# Task data:
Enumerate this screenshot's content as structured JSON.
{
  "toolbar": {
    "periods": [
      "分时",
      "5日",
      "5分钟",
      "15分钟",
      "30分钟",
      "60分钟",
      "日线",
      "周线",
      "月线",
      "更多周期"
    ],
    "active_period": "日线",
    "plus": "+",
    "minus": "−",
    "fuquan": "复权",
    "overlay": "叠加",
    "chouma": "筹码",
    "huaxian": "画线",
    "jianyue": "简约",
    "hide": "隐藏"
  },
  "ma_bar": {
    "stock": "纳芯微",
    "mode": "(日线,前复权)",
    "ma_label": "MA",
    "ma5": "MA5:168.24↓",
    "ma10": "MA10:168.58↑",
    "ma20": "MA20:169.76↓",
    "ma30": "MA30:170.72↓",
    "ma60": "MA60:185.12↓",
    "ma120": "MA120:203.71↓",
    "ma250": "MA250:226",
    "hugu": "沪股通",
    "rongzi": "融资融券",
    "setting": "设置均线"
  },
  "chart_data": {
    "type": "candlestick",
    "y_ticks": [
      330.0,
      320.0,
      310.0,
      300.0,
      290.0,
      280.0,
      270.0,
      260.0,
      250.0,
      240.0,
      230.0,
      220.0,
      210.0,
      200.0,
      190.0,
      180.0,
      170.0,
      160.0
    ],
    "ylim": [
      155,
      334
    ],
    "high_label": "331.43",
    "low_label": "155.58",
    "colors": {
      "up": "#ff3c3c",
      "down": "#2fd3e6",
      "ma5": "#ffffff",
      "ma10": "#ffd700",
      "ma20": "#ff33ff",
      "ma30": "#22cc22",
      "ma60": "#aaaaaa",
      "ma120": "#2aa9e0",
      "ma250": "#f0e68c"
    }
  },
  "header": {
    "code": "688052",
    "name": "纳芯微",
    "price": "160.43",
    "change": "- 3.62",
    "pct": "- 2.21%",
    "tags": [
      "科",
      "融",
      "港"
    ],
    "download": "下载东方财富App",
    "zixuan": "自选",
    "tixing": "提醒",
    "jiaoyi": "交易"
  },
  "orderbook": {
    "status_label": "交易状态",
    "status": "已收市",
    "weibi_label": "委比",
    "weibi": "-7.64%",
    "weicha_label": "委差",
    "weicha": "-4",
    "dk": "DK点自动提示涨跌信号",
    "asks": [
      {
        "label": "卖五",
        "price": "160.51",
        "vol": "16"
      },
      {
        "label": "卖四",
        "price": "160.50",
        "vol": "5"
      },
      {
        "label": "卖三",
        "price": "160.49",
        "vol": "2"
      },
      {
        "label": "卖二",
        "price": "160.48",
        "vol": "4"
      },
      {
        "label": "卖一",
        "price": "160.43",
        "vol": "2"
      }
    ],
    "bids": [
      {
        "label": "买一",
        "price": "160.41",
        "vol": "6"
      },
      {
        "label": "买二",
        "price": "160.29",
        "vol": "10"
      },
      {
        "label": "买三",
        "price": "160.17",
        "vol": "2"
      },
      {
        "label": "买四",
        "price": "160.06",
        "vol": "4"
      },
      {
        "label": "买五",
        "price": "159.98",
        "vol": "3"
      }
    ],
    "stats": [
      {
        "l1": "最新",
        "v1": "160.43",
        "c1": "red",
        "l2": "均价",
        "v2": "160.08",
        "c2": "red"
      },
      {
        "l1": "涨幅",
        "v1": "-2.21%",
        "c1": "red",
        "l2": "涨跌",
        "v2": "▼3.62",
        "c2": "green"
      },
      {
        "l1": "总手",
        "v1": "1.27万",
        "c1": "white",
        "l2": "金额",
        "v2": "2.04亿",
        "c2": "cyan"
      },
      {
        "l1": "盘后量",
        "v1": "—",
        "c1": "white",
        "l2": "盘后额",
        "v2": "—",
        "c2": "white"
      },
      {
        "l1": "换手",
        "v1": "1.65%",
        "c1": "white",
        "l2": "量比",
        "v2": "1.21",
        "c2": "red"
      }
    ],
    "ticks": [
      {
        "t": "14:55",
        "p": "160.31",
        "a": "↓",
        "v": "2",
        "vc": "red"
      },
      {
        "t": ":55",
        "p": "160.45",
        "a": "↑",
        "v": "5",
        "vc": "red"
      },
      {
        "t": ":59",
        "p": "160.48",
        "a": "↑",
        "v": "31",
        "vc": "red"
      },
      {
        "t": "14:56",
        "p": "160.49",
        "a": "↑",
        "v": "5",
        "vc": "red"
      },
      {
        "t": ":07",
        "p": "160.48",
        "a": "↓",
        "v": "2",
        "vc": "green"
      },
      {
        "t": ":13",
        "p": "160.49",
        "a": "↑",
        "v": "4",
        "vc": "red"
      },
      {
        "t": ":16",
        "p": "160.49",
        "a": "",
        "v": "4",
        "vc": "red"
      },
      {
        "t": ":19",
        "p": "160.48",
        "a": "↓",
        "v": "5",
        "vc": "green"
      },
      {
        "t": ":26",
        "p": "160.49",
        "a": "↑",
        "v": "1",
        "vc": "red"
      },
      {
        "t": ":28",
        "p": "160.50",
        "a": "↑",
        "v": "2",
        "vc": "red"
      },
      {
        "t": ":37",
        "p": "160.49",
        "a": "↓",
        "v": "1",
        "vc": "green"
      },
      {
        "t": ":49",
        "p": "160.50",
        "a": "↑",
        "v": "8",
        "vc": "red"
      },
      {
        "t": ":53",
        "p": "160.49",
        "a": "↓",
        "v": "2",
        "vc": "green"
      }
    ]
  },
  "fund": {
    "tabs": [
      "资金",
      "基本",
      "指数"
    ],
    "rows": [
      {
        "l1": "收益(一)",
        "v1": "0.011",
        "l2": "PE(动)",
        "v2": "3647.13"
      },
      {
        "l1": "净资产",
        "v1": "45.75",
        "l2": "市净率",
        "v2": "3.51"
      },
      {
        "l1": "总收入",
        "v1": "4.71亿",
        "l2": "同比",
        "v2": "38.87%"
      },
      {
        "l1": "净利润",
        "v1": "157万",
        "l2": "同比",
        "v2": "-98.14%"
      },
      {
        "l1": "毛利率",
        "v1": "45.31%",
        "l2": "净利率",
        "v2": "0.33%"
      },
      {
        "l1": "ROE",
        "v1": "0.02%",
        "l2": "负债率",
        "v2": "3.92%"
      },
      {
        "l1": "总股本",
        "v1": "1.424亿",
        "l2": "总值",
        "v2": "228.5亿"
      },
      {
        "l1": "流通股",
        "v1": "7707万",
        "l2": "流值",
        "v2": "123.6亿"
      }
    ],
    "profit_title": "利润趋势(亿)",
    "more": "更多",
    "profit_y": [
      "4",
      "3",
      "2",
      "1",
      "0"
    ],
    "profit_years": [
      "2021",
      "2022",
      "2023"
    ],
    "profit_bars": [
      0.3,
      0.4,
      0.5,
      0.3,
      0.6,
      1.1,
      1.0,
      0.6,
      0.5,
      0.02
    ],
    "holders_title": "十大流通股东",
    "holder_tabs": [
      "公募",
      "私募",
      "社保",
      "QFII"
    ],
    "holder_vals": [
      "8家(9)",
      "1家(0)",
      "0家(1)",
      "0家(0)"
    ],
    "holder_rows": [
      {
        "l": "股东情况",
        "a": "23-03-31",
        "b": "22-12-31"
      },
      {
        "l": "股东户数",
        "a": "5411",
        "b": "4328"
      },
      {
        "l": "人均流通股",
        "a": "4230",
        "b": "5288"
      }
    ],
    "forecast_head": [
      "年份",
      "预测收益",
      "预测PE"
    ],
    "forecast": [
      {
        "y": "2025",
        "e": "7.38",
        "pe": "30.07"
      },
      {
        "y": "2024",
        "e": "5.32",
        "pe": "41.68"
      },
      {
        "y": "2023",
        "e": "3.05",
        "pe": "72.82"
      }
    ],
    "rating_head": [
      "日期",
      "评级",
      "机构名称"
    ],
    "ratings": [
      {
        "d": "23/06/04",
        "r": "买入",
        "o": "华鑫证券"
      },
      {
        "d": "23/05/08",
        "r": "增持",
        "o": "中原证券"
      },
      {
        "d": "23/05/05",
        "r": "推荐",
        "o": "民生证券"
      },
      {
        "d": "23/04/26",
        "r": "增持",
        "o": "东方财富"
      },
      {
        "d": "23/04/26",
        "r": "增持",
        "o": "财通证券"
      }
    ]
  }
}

==

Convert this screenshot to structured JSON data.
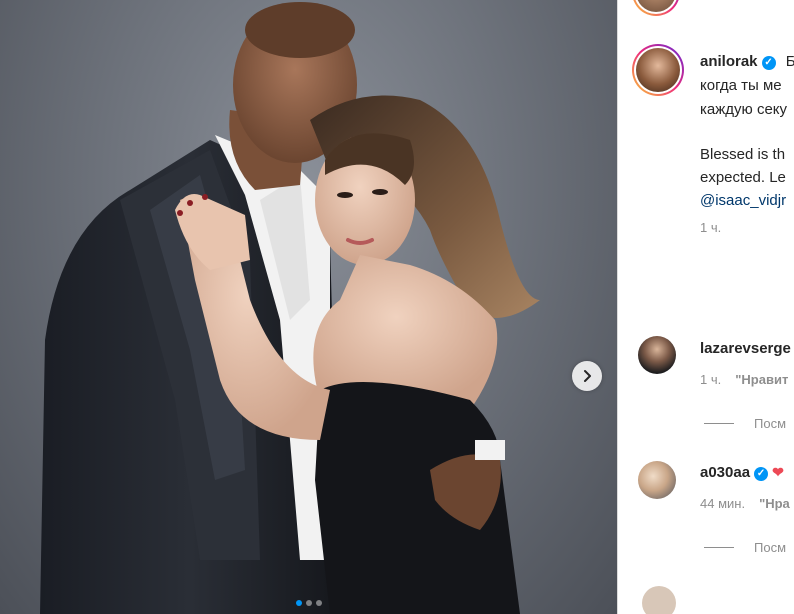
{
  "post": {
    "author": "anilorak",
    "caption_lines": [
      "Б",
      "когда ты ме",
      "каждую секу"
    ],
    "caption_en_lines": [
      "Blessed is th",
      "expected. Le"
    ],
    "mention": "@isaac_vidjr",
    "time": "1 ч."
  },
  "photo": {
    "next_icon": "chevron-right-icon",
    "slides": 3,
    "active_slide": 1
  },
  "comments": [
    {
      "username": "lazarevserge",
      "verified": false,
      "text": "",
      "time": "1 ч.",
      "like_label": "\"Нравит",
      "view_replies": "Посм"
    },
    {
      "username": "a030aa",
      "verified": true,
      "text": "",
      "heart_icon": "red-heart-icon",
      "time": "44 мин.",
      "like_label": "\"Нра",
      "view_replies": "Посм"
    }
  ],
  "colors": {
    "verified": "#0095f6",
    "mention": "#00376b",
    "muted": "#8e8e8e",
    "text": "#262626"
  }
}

# Short exercise:
From the listing above, pick out every line containing "verified".

# The result:
      "verified": false,
      "verified": true,
    "verified": "#0095f6",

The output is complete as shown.